Aim of the task:
Output the material word for word. Leave each picture out.

Data entries:

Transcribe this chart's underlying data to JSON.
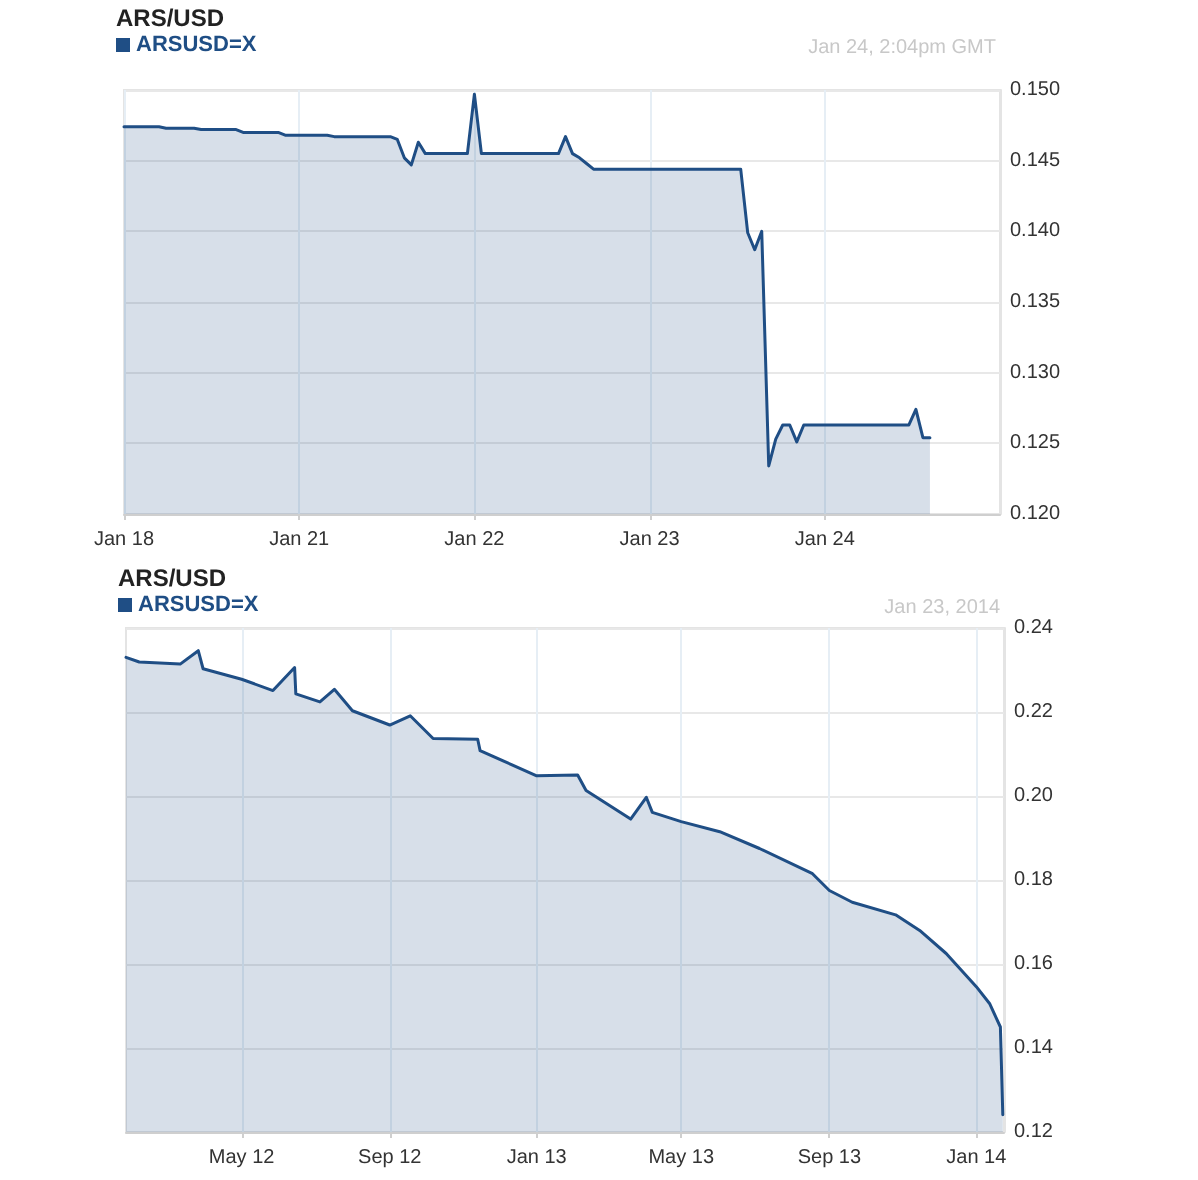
{
  "chart_data": [
    {
      "type": "area",
      "title": "ARS/USD",
      "annotations": [
        "Jan 24, 2:04pm GMT"
      ],
      "legend": "top left",
      "grid": true,
      "marker": "none",
      "line_style": "solid",
      "categories": [
        "Jan 18",
        null,
        null,
        null,
        null,
        null,
        null,
        null,
        null,
        null,
        null,
        null,
        null,
        null,
        null,
        null,
        null,
        null,
        null,
        null,
        null,
        null,
        null,
        null,
        null,
        "Jan 21",
        null,
        null,
        null,
        null,
        null,
        null,
        null,
        null,
        null,
        null,
        null,
        null,
        null,
        null,
        null,
        null,
        null,
        null,
        null,
        null,
        null,
        null,
        null,
        null,
        "Jan 22",
        null,
        null,
        null,
        null,
        null,
        null,
        null,
        null,
        null,
        null,
        null,
        null,
        null,
        null,
        null,
        null,
        null,
        null,
        null,
        null,
        null,
        null,
        null,
        null,
        "Jan 23",
        null,
        null,
        null,
        null,
        null,
        null,
        null,
        null,
        null,
        null,
        null,
        null,
        null,
        null,
        null,
        null,
        null,
        null,
        null,
        null,
        null,
        null,
        null,
        null,
        "Jan 24",
        null,
        null,
        null,
        null,
        null,
        null,
        null,
        null,
        null,
        null,
        null,
        null,
        null,
        null,
        null,
        null,
        null,
        null,
        null,
        null,
        null,
        null,
        null,
        null,
        null
      ],
      "ylim": [
        0.12,
        0.15
      ],
      "yticks": [
        {
          "value": 0.12,
          "label": "0.120"
        },
        {
          "value": 0.125,
          "label": "0.125"
        },
        {
          "value": 0.13,
          "label": "0.130"
        },
        {
          "value": 0.135,
          "label": "0.135"
        },
        {
          "value": 0.14,
          "label": "0.140"
        },
        {
          "value": 0.145,
          "label": "0.145"
        },
        {
          "value": 0.15,
          "label": "0.150"
        }
      ],
      "series": [
        {
          "name": "ARSUSD=X",
          "color": "#1f4e85",
          "values": [
            0.1474,
            0.1474,
            0.1474,
            0.1474,
            0.1474,
            0.1474,
            0.1473,
            0.1473,
            0.1473,
            0.1473,
            0.1473,
            0.1472,
            0.1472,
            0.1472,
            0.1472,
            0.1472,
            0.1472,
            0.147,
            0.147,
            0.147,
            0.147,
            0.147,
            0.147,
            0.1468,
            0.1468,
            0.1468,
            0.1468,
            0.1468,
            0.1468,
            0.1468,
            0.1467,
            0.1467,
            0.1467,
            0.1467,
            0.1467,
            0.1467,
            0.1467,
            0.1467,
            0.1467,
            0.1465,
            0.1452,
            0.1447,
            0.1463,
            0.1455,
            0.1455,
            0.1455,
            0.1455,
            0.1455,
            0.1455,
            0.1455,
            0.1497,
            0.1455,
            0.1455,
            0.1455,
            0.1455,
            0.1455,
            0.1455,
            0.1455,
            0.1455,
            0.1455,
            0.1455,
            0.1455,
            0.1455,
            0.1467,
            0.1455,
            0.1452,
            0.1448,
            0.1444,
            0.1444,
            0.1444,
            0.1444,
            0.1444,
            0.1444,
            0.1444,
            0.1444,
            0.1444,
            0.1444,
            0.1444,
            0.1444,
            0.1444,
            0.1444,
            0.1444,
            0.1444,
            0.1444,
            0.1444,
            0.1444,
            0.1444,
            0.1444,
            0.1444,
            0.1399,
            0.1387,
            0.14,
            0.1234,
            0.1253,
            0.1263,
            0.1263,
            0.1251,
            0.1263,
            0.1263,
            0.1263,
            0.1263,
            0.1263,
            0.1263,
            0.1263,
            0.1263,
            0.1263,
            0.1263,
            0.1263,
            0.1263,
            0.1263,
            0.1263,
            0.1263,
            0.1263,
            0.1274,
            0.1254,
            0.1254,
            null,
            null,
            null,
            null,
            null,
            null,
            null,
            null,
            null,
            null
          ]
        }
      ]
    },
    {
      "type": "area",
      "title": "ARS/USD",
      "annotations": [
        "Jan 23, 2014"
      ],
      "legend": "top left",
      "grid": true,
      "marker": "none",
      "line_style": "solid",
      "xlim": [
        "2012-01-26",
        "2014-01-24"
      ],
      "xticks": [
        {
          "value": "2012-05-01",
          "label": "May 12"
        },
        {
          "value": "2012-09-01",
          "label": "Sep 12"
        },
        {
          "value": "2013-01-01",
          "label": "Jan 13"
        },
        {
          "value": "2013-05-01",
          "label": "May 13"
        },
        {
          "value": "2013-09-01",
          "label": "Sep 13"
        },
        {
          "value": "2014-01-01",
          "label": "Jan 14"
        }
      ],
      "ylim": [
        0.12,
        0.24
      ],
      "yticks": [
        {
          "value": 0.12,
          "label": "0.12"
        },
        {
          "value": 0.14,
          "label": "0.14"
        },
        {
          "value": 0.16,
          "label": "0.16"
        },
        {
          "value": 0.18,
          "label": "0.18"
        },
        {
          "value": 0.2,
          "label": "0.20"
        },
        {
          "value": 0.22,
          "label": "0.22"
        },
        {
          "value": 0.24,
          "label": "0.24"
        }
      ],
      "series": [
        {
          "name": "ARSUSD=X",
          "color": "#1f4e85",
          "x": [
            "2012-01-26",
            "2012-02-06",
            "2012-03-11",
            "2012-03-26",
            "2012-03-30",
            "2012-05-01",
            "2012-05-27",
            "2012-06-14",
            "2012-06-15",
            "2012-07-05",
            "2012-07-17",
            "2012-08-01",
            "2012-09-01",
            "2012-09-18",
            "2012-10-07",
            "2012-11-13",
            "2012-11-15",
            "2013-01-01",
            "2013-02-04",
            "2013-02-11",
            "2013-03-20",
            "2013-04-02",
            "2013-04-07",
            "2013-05-01",
            "2013-06-02",
            "2013-07-05",
            "2013-08-18",
            "2013-09-01",
            "2013-09-20",
            "2013-10-26",
            "2013-11-15",
            "2013-12-07",
            "2014-01-01",
            "2014-01-12",
            "2014-01-21",
            "2014-01-23"
          ],
          "values": [
            0.233,
            0.2319,
            0.2314,
            0.2346,
            0.2303,
            0.2278,
            0.2251,
            0.2306,
            0.2243,
            0.2224,
            0.2254,
            0.2203,
            0.2169,
            0.2191,
            0.2137,
            0.2135,
            0.2108,
            0.2048,
            0.205,
            0.2013,
            0.1945,
            0.1997,
            0.1961,
            0.1939,
            0.1915,
            0.1875,
            0.1815,
            0.1775,
            0.1747,
            0.1717,
            0.168,
            0.1625,
            0.1546,
            0.1506,
            0.145,
            0.1241
          ]
        }
      ]
    }
  ]
}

Finished answer:
Transcribe this chart's underlying data to JSON.
{
  "chart_data": [
    {
      "type": "area",
      "title": "ARS/USD",
      "annotations": [
        "Jan 24, 2:04pm GMT"
      ],
      "legend": "top left",
      "grid": true,
      "marker": "none",
      "line_style": "solid",
      "categories": [
        "Jan 18",
        null,
        null,
        null,
        null,
        null,
        null,
        null,
        null,
        null,
        null,
        null,
        null,
        null,
        null,
        null,
        null,
        null,
        null,
        null,
        null,
        null,
        null,
        null,
        null,
        "Jan 21",
        null,
        null,
        null,
        null,
        null,
        null,
        null,
        null,
        null,
        null,
        null,
        null,
        null,
        null,
        null,
        null,
        null,
        null,
        null,
        null,
        null,
        null,
        null,
        null,
        "Jan 22",
        null,
        null,
        null,
        null,
        null,
        null,
        null,
        null,
        null,
        null,
        null,
        null,
        null,
        null,
        null,
        null,
        null,
        null,
        null,
        null,
        null,
        null,
        null,
        null,
        "Jan 23",
        null,
        null,
        null,
        null,
        null,
        null,
        null,
        null,
        null,
        null,
        null,
        null,
        null,
        null,
        null,
        null,
        null,
        null,
        null,
        null,
        null,
        null,
        null,
        null,
        "Jan 24",
        null,
        null,
        null,
        null,
        null,
        null,
        null,
        null,
        null,
        null,
        null,
        null,
        null,
        null,
        null,
        null,
        null,
        null,
        null,
        null,
        null,
        null,
        null,
        null,
        null
      ],
      "ylim": [
        0.12,
        0.15
      ],
      "yticks": [
        {
          "value": 0.12,
          "label": "0.120"
        },
        {
          "value": 0.125,
          "label": "0.125"
        },
        {
          "value": 0.13,
          "label": "0.130"
        },
        {
          "value": 0.135,
          "label": "0.135"
        },
        {
          "value": 0.14,
          "label": "0.140"
        },
        {
          "value": 0.145,
          "label": "0.145"
        },
        {
          "value": 0.15,
          "label": "0.150"
        }
      ],
      "series": [
        {
          "name": "ARSUSD=X",
          "color": "#1f4e85",
          "values": [
            0.1474,
            0.1474,
            0.1474,
            0.1474,
            0.1474,
            0.1474,
            0.1473,
            0.1473,
            0.1473,
            0.1473,
            0.1473,
            0.1472,
            0.1472,
            0.1472,
            0.1472,
            0.1472,
            0.1472,
            0.147,
            0.147,
            0.147,
            0.147,
            0.147,
            0.147,
            0.1468,
            0.1468,
            0.1468,
            0.1468,
            0.1468,
            0.1468,
            0.1468,
            0.1467,
            0.1467,
            0.1467,
            0.1467,
            0.1467,
            0.1467,
            0.1467,
            0.1467,
            0.1467,
            0.1465,
            0.1452,
            0.1447,
            0.1463,
            0.1455,
            0.1455,
            0.1455,
            0.1455,
            0.1455,
            0.1455,
            0.1455,
            0.1497,
            0.1455,
            0.1455,
            0.1455,
            0.1455,
            0.1455,
            0.1455,
            0.1455,
            0.1455,
            0.1455,
            0.1455,
            0.1455,
            0.1455,
            0.1467,
            0.1455,
            0.1452,
            0.1448,
            0.1444,
            0.1444,
            0.1444,
            0.1444,
            0.1444,
            0.1444,
            0.1444,
            0.1444,
            0.1444,
            0.1444,
            0.1444,
            0.1444,
            0.1444,
            0.1444,
            0.1444,
            0.1444,
            0.1444,
            0.1444,
            0.1444,
            0.1444,
            0.1444,
            0.1444,
            0.1399,
            0.1387,
            0.14,
            0.1234,
            0.1253,
            0.1263,
            0.1263,
            0.1251,
            0.1263,
            0.1263,
            0.1263,
            0.1263,
            0.1263,
            0.1263,
            0.1263,
            0.1263,
            0.1263,
            0.1263,
            0.1263,
            0.1263,
            0.1263,
            0.1263,
            0.1263,
            0.1263,
            0.1274,
            0.1254,
            0.1254,
            null,
            null,
            null,
            null,
            null,
            null,
            null,
            null,
            null,
            null
          ]
        }
      ]
    },
    {
      "type": "area",
      "title": "ARS/USD",
      "annotations": [
        "Jan 23, 2014"
      ],
      "legend": "top left",
      "grid": true,
      "marker": "none",
      "line_style": "solid",
      "xlim": [
        "2012-01-26",
        "2014-01-24"
      ],
      "xticks": [
        {
          "value": "2012-05-01",
          "label": "May 12"
        },
        {
          "value": "2012-09-01",
          "label": "Sep 12"
        },
        {
          "value": "2013-01-01",
          "label": "Jan 13"
        },
        {
          "value": "2013-05-01",
          "label": "May 13"
        },
        {
          "value": "2013-09-01",
          "label": "Sep 13"
        },
        {
          "value": "2014-01-01",
          "label": "Jan 14"
        }
      ],
      "ylim": [
        0.12,
        0.24
      ],
      "yticks": [
        {
          "value": 0.12,
          "label": "0.12"
        },
        {
          "value": 0.14,
          "label": "0.14"
        },
        {
          "value": 0.16,
          "label": "0.16"
        },
        {
          "value": 0.18,
          "label": "0.18"
        },
        {
          "value": 0.2,
          "label": "0.20"
        },
        {
          "value": 0.22,
          "label": "0.22"
        },
        {
          "value": 0.24,
          "label": "0.24"
        }
      ],
      "series": [
        {
          "name": "ARSUSD=X",
          "color": "#1f4e85",
          "x": [
            "2012-01-26",
            "2012-02-06",
            "2012-03-11",
            "2012-03-26",
            "2012-03-30",
            "2012-05-01",
            "2012-05-27",
            "2012-06-14",
            "2012-06-15",
            "2012-07-05",
            "2012-07-17",
            "2012-08-01",
            "2012-09-01",
            "2012-09-18",
            "2012-10-07",
            "2012-11-13",
            "2012-11-15",
            "2013-01-01",
            "2013-02-04",
            "2013-02-11",
            "2013-03-20",
            "2013-04-02",
            "2013-04-07",
            "2013-05-01",
            "2013-06-02",
            "2013-07-05",
            "2013-08-18",
            "2013-09-01",
            "2013-09-20",
            "2013-10-26",
            "2013-11-15",
            "2013-12-07",
            "2014-01-01",
            "2014-01-12",
            "2014-01-21",
            "2014-01-23"
          ],
          "values": [
            0.233,
            0.2319,
            0.2314,
            0.2346,
            0.2303,
            0.2278,
            0.2251,
            0.2306,
            0.2243,
            0.2224,
            0.2254,
            0.2203,
            0.2169,
            0.2191,
            0.2137,
            0.2135,
            0.2108,
            0.2048,
            0.205,
            0.2013,
            0.1945,
            0.1997,
            0.1961,
            0.1939,
            0.1915,
            0.1875,
            0.1815,
            0.1775,
            0.1747,
            0.1717,
            0.168,
            0.1625,
            0.1546,
            0.1506,
            0.145,
            0.1241
          ]
        }
      ]
    }
  ]
}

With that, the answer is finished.